─── DATA TO PROCESS

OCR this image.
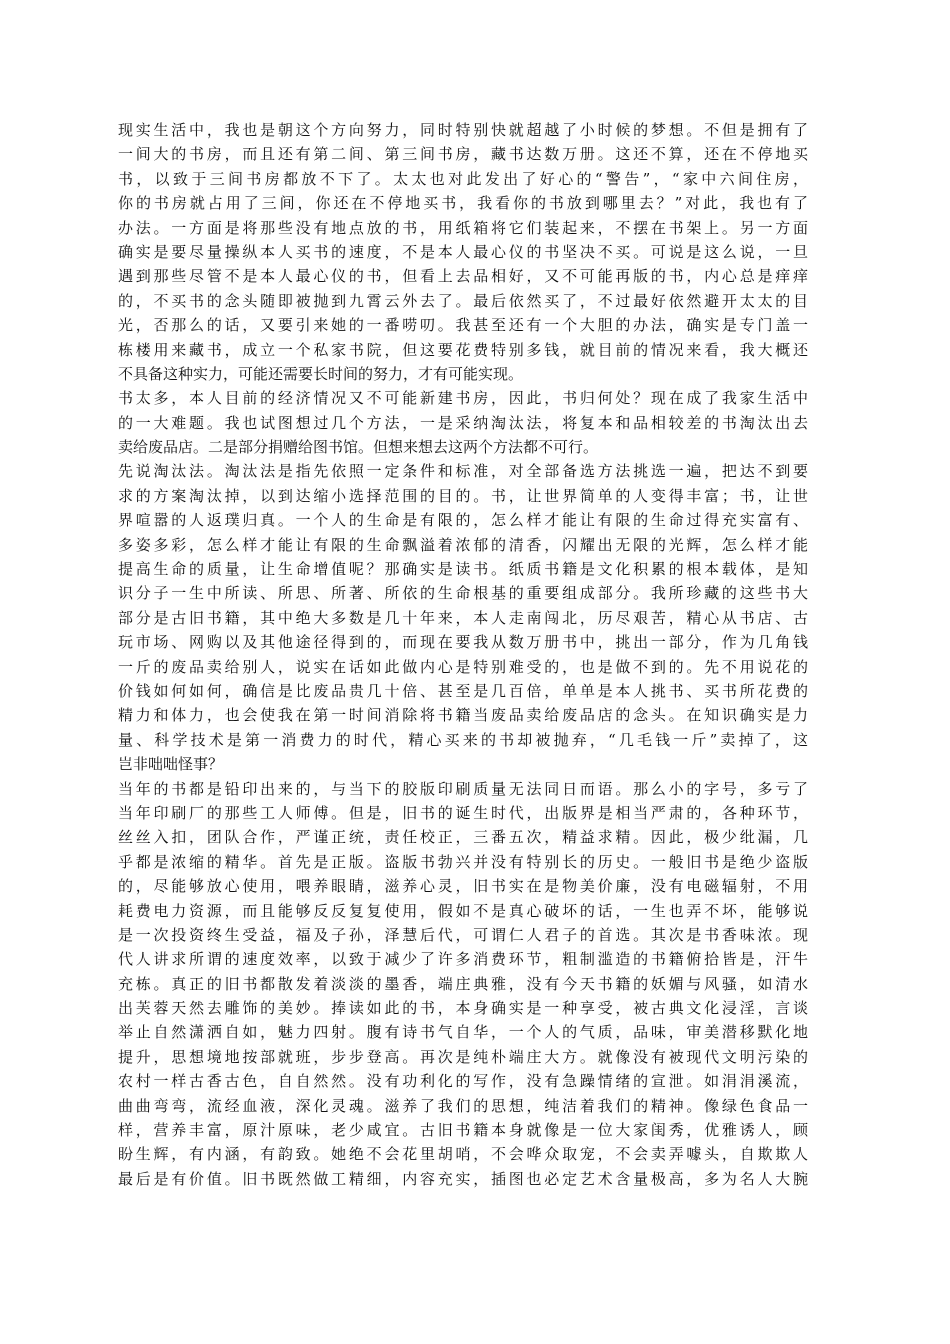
现实生活中，我也是朝这个方向努力，同时特别快就超越了小时候的梦想。不但是拥有了
一间大的书房，而且还有第二间、第三间书房，藏书达数万册。这还不算，还在不停地买
书，以致于三间书房都放不下了。太太也对此发出了好心的“警告”，“家中六间住房，
你的书房就占用了三间，你还在不停地买书，我看你的书放到哪里去？”对此，我也有了
办法。一方面是将那些没有地点放的书，用纸箱将它们装起来，不摆在书架上。另一方面
确实是要尽量操纵本人买书的速度，不是本人最心仪的书坚决不买。可说是这么说，一旦
遇到那些尽管不是本人最心仪的书，但看上去品相好，又不可能再版的书，内心总是痒痒
的，不买书的念头随即被抛到九霄云外去了。最后依然买了，不过最好依然避开太太的目
光，否那么的话，又要引来她的一番唠叨。我甚至还有一个大胆的办法，确实是专门盖一
栋楼用来藏书，成立一个私家书院，但这要花费特别多钱，就目前的情况来看，我大概还
不具备这种实力，可能还需要长时间的努力，才有可能实现。
书太多，本人目前的经济情况又不可能新建书房，因此，书归何处？现在成了我家生活中
的一大难题。我也试图想过几个方法，一是采纳淘汰法，将复本和品相较差的书淘汰出去
卖给废品店。二是部分捐赠给图书馆。但想来想去这两个方法都不可行。
先说淘汰法。淘汰法是指先依照一定条件和标准，对全部备选方法挑选一遍，把达不到要
求的方案淘汰掉，以到达缩小选择范围的目的。书，让世界简单的人变得丰富；书，让世
界喧嚣的人返璞归真。一个人的生命是有限的，怎么样才能让有限的生命过得充实富有、
多姿多彩，怎么样才能让有限的生命飘溢着浓郁的清香，闪耀出无限的光辉，怎么样才能
提高生命的质量，让生命增值呢？那确实是读书。纸质书籍是文化积累的根本载体，是知
识分子一生中所读、所思、所著、所依的生命根基的重要组成部分。我所珍藏的这些书大
部分是古旧书籍，其中绝大多数是几十年来，本人走南闯北，历尽艰苦，精心从书店、古
玩市场、网购以及其他途径得到的，而现在要我从数万册书中，挑出一部分，作为几角钱
一斤的废品卖给别人，说实在话如此做内心是特别难受的，也是做不到的。先不用说花的
价钱如何如何，确信是比废品贵几十倍、甚至是几百倍，单单是本人挑书、买书所花费的
精力和体力，也会使我在第一时间消除将书籍当废品卖给废品店的念头。在知识确实是力
量、科学技术是第一消费力的时代，精心买来的书却被抛弃，“几毛钱一斤”卖掉了，这
岂非咄咄怪事？
当年的书都是铅印出来的，与当下的胶版印刷质量无法同日而语。那么小的字号，多亏了
当年印刷厂的那些工人师傅。但是，旧书的诞生时代，出版界是相当严肃的，各种环节，
丝丝入扣，团队合作，严谨正统，责任校正，三番五次，精益求精。因此，极少纰漏，几
乎都是浓缩的精华。首先是正版。盗版书勃兴并没有特别长的历史。一般旧书是绝少盗版
的，尽能够放心使用，喂养眼睛，滋养心灵，旧书实在是物美价廉，没有电磁辐射，不用
耗费电力资源，而且能够反反复复使用，假如不是真心破坏的话，一生也弄不坏，能够说
是一次投资终生受益，福及子孙，泽慧后代，可谓仁人君子的首选。其次是书香味浓。现
代人讲求所谓的速度效率，以致于减少了许多消费环节，粗制滥造的书籍俯拾皆是，汗牛
充栋。真正的旧书都散发着淡淡的墨香，端庄典雅，没有今天书籍的妖媚与风骚，如清水
出芙蓉天然去雕饰的美妙。捧读如此的书，本身确实是一种享受，被古典文化浸淫，言谈
举止自然潇洒自如，魅力四射。腹有诗书气自华，一个人的气质，品味，审美潜移默化地
提升，思想境地按部就班，步步登高。再次是纯朴端庄大方。就像没有被现代文明污染的
农村一样古香古色，自自然然。没有功利化的写作，没有急躁情绪的宣泄。如涓涓溪流，
曲曲弯弯，流经血液，深化灵魂。滋养了我们的思想，纯洁着我们的精神。像绿色食品一
样，营养丰富，原汁原味，老少咸宜。古旧书籍本身就像是一位大家闺秀，优雅诱人，顾
盼生辉，有内涵，有韵致。她绝不会花里胡哨，不会哗众取宠，不会卖弄噱头，自欺欺人
最后是有价值。旧书既然做工精细，内容充实，插图也必定艺术含量极高，多为名人大腕
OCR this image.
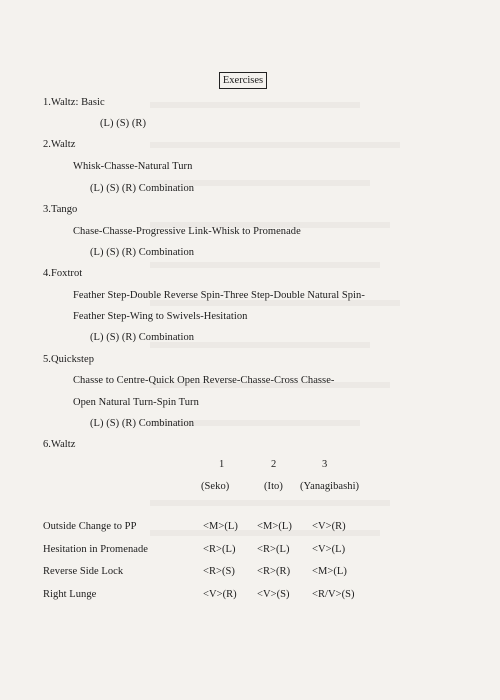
Exercises
1.Waltz: Basic
(L) (S) (R)
2.Waltz
Whisk-Chasse-Natural Turn
(L) (S) (R) Combination
3.Tango
Chase-Chasse-Progressive Link-Whisk to Promenade
(L) (S) (R) Combination
4.Foxtrot
Feather Step-Double Reverse Spin-Three Step-Double Natural Spin-
Feather Step-Wing to Swivels-Hesitation
(L) (S) (R) Combination
5.Quickstep
Chasse to Centre-Quick Open Reverse-Chasse-Cross Chasse-
Open Natural Turn-Spin Turn
(L) (S) (R) Combination
6.Waltz
1	2	3
(Seko)	(Ito) (Yanagibashi)
Outside Change to PP	<M>(L) <M>(L) <V>(R)
Hesitation in Promenade	<R>(L) <R>(L) <V>(L)
Reverse Side Lock	<R>(S) <R>(R) <M>(L)
Right Lunge	<V>(R) <V>(S) <R/V>(S)
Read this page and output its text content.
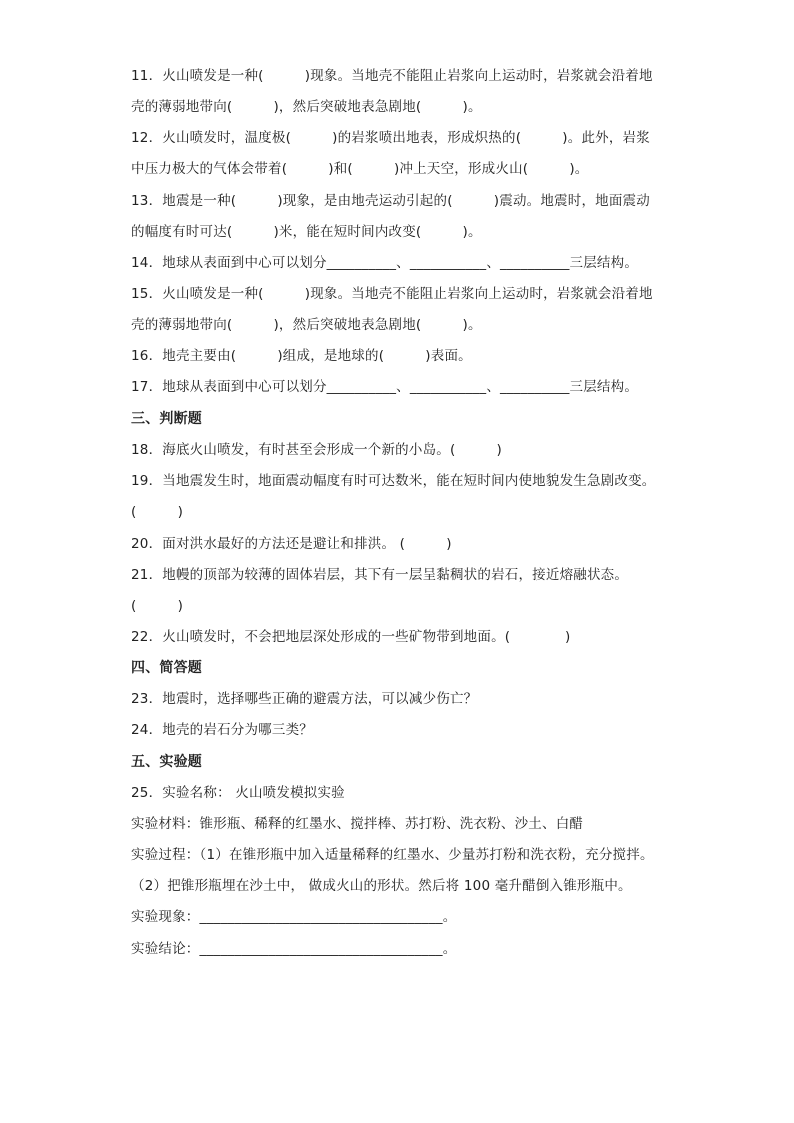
11．火山喷发是一种(　　　)现象。当地壳不能阻止岩浆向上运动时，岩浆就会沿着地
壳的薄弱地带向(　　　)，然后突破地表急剧地(　　　)。
12．火山喷发时，温度极(　　　)的岩浆喷出地表，形成炽热的(　　　)。此外，岩浆
中压力极大的气体会带着(　　　)和(　　　)冲上天空，形成火山(　　　)。
13．地震是一种(　　　)现象，是由地壳运动引起的(　　　)震动。地震时，地面震动
的幅度有时可达(　　　)米，能在短时间内改变(　　　)。
14．地球从表面到中心可以划分__________、___________、__________三层结构。
15．火山喷发是一种(　　　)现象。当地壳不能阻止岩浆向上运动时，岩浆就会沿着地
壳的薄弱地带向(　　　)，然后突破地表急剧地(　　　)。
16．地壳主要由(　　　)组成，是地球的(　　　)表面。
17．地球从表面到中心可以划分__________、___________、__________三层结构。
三、判断题
18．海底火山喷发，有时甚至会形成一个新的小岛。(　　　)
19．当地震发生时，地面震动幅度有时可达数米，能在短时间内使地貌发生急剧改变。
(　　　)
20．面对洪水最好的方法还是避让和排洪。 (　　　)
21．地幔的顶部为较薄的固体岩层，其下有一层呈黏稠状的岩石，接近熔融状态。
(　　　)
22．火山喷发时，不会把地层深处形成的一些矿物带到地面。(　　　　)
四、简答题
23．地震时，选择哪些正确的避震方法，可以减少伤亡？
24．地壳的岩石分为哪三类？
五、实验题
25．实验名称： 火山喷发模拟实验
实验材料：锥形瓶、稀释的红墨水、搅拌棒、苏打粉、洗衣粉、沙土、白醋
实验过程：（1）在锥形瓶中加入适量稀释的红墨水、少量苏打粉和洗衣粉，充分搅拌。
（2）把锥形瓶埋在沙土中， 做成火山的形状。然后将 100 毫升醋倒入锥形瓶中。
实验现象：___________________________________。
实验结论：___________________________________。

──────

- [SET TASK] Look for the line that contains "Read this page and output its text content.", then please copy it and the rest of the lines through the end of the data, pictures excluded.

- [OUTPUT BELOW]
Read this page and output its text content.
11．火山喷发是一种(　　　)现象。当地壳不能阻止岩浆向上运动时，岩浆就会沿着地
壳的薄弱地带向(　　　)，然后突破地表急剧地(　　　)。
12．火山喷发时，温度极(　　　)的岩浆喷出地表，形成炽热的(　　　)。此外，岩浆
中压力极大的气体会带着(　　　)和(　　　)冲上天空，形成火山(　　　)。
13．地震是一种(　　　)现象，是由地壳运动引起的(　　　)震动。地震时，地面震动
的幅度有时可达(　　　)米，能在短时间内改变(　　　)。
14．地球从表面到中心可以划分__________、___________、__________三层结构。
15．火山喷发是一种(　　　)现象。当地壳不能阻止岩浆向上运动时，岩浆就会沿着地
壳的薄弱地带向(　　　)，然后突破地表急剧地(　　　)。
16．地壳主要由(　　　)组成，是地球的(　　　)表面。
17．地球从表面到中心可以划分__________、___________、__________三层结构。
三、判断题
18．海底火山喷发，有时甚至会形成一个新的小岛。(　　　)
19．当地震发生时，地面震动幅度有时可达数米，能在短时间内使地貌发生急剧改变。
(　　　)
20．面对洪水最好的方法还是避让和排洪。 (　　　)
21．地幔的顶部为较薄的固体岩层，其下有一层呈黏稠状的岩石，接近熔融状态。
(　　　)
22．火山喷发时，不会把地层深处形成的一些矿物带到地面。(　　　　)
四、简答题
23．地震时，选择哪些正确的避震方法，可以减少伤亡？
24．地壳的岩石分为哪三类？
五、实验题
25．实验名称： 火山喷发模拟实验
实验材料：锥形瓶、稀释的红墨水、搅拌棒、苏打粉、洗衣粉、沙土、白醋
实验过程：（1）在锥形瓶中加入适量稀释的红墨水、少量苏打粉和洗衣粉，充分搅拌。
（2）把锥形瓶埋在沙土中， 做成火山的形状。然后将 100 毫升醋倒入锥形瓶中。
实验现象：___________________________________。
实验结论：___________________________________。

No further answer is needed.